───── Data to use ─────
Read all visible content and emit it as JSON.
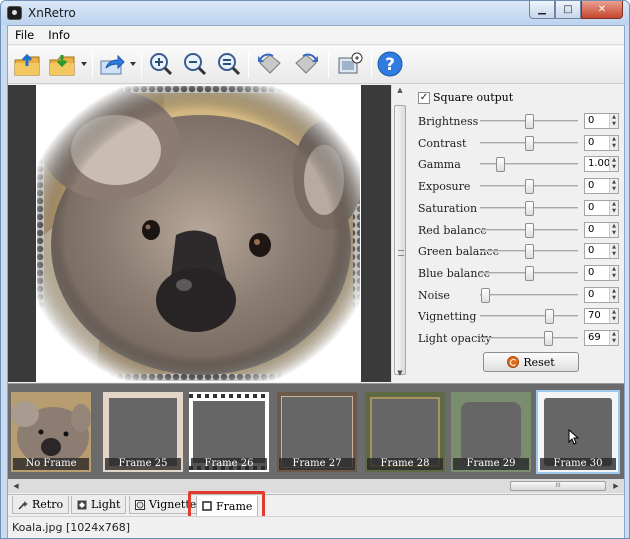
{
  "window": {
    "title": "XnRetro",
    "min": "▁",
    "max": "□",
    "close": "✕"
  },
  "menu": [
    "File",
    "Info"
  ],
  "settings": {
    "square_output_label": "Square output",
    "square_output_checked": true,
    "sliders": [
      {
        "label": "Brightness",
        "value": "0",
        "level": 0.5
      },
      {
        "label": "Contrast",
        "value": "0",
        "level": 0.5
      },
      {
        "label": "Gamma",
        "value": "1.00",
        "level": 0.2
      },
      {
        "label": "Exposure",
        "value": "0",
        "level": 0.5
      },
      {
        "label": "Saturation",
        "value": "0",
        "level": 0.5
      },
      {
        "label": "Red balance",
        "value": "0",
        "level": 0.5
      },
      {
        "label": "Green balance",
        "value": "0",
        "level": 0.5
      },
      {
        "label": "Blue balance",
        "value": "0",
        "level": 0.5
      },
      {
        "label": "Noise",
        "value": "0",
        "level": 0.05
      },
      {
        "label": "Vignetting",
        "value": "70",
        "level": 0.7
      },
      {
        "label": "Light opacity",
        "value": "69",
        "level": 0.69
      }
    ],
    "reset_label": "Reset"
  },
  "frames": [
    {
      "label": "No Frame"
    },
    {
      "label": "Frame 25"
    },
    {
      "label": "Frame 26"
    },
    {
      "label": "Frame 27"
    },
    {
      "label": "Frame 28"
    },
    {
      "label": "Frame 29"
    },
    {
      "label": "Frame 30"
    }
  ],
  "tabs": [
    {
      "label": "Retro"
    },
    {
      "label": "Light"
    },
    {
      "label": "Vignette"
    },
    {
      "label": "Frame"
    }
  ],
  "active_tab": "Frame",
  "status": "Koala.jpg [1024x768]",
  "hscroll_grip": "III"
}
─────
- Instruction: Exactly reproduce the entries above, minus the pictures.

- Reply to the exercise:
Read all visible content and emit it as JSON.
{
  "window": {
    "title": "XnRetro",
    "min": "▁",
    "max": "□",
    "close": "✕"
  },
  "menu": [
    "File",
    "Info"
  ],
  "settings": {
    "square_output_label": "Square output",
    "square_output_checked": true,
    "sliders": [
      {
        "label": "Brightness",
        "value": "0",
        "level": 0.5
      },
      {
        "label": "Contrast",
        "value": "0",
        "level": 0.5
      },
      {
        "label": "Gamma",
        "value": "1.00",
        "level": 0.2
      },
      {
        "label": "Exposure",
        "value": "0",
        "level": 0.5
      },
      {
        "label": "Saturation",
        "value": "0",
        "level": 0.5
      },
      {
        "label": "Red balance",
        "value": "0",
        "level": 0.5
      },
      {
        "label": "Green balance",
        "value": "0",
        "level": 0.5
      },
      {
        "label": "Blue balance",
        "value": "0",
        "level": 0.5
      },
      {
        "label": "Noise",
        "value": "0",
        "level": 0.05
      },
      {
        "label": "Vignetting",
        "value": "70",
        "level": 0.7
      },
      {
        "label": "Light opacity",
        "value": "69",
        "level": 0.69
      }
    ],
    "reset_label": "Reset"
  },
  "frames": [
    {
      "label": "No Frame"
    },
    {
      "label": "Frame 25"
    },
    {
      "label": "Frame 26"
    },
    {
      "label": "Frame 27"
    },
    {
      "label": "Frame 28"
    },
    {
      "label": "Frame 29"
    },
    {
      "label": "Frame 30"
    }
  ],
  "tabs": [
    {
      "label": "Retro"
    },
    {
      "label": "Light"
    },
    {
      "label": "Vignette"
    },
    {
      "label": "Frame"
    }
  ],
  "active_tab": "Frame",
  "status": "Koala.jpg [1024x768]",
  "hscroll_grip": "III"
}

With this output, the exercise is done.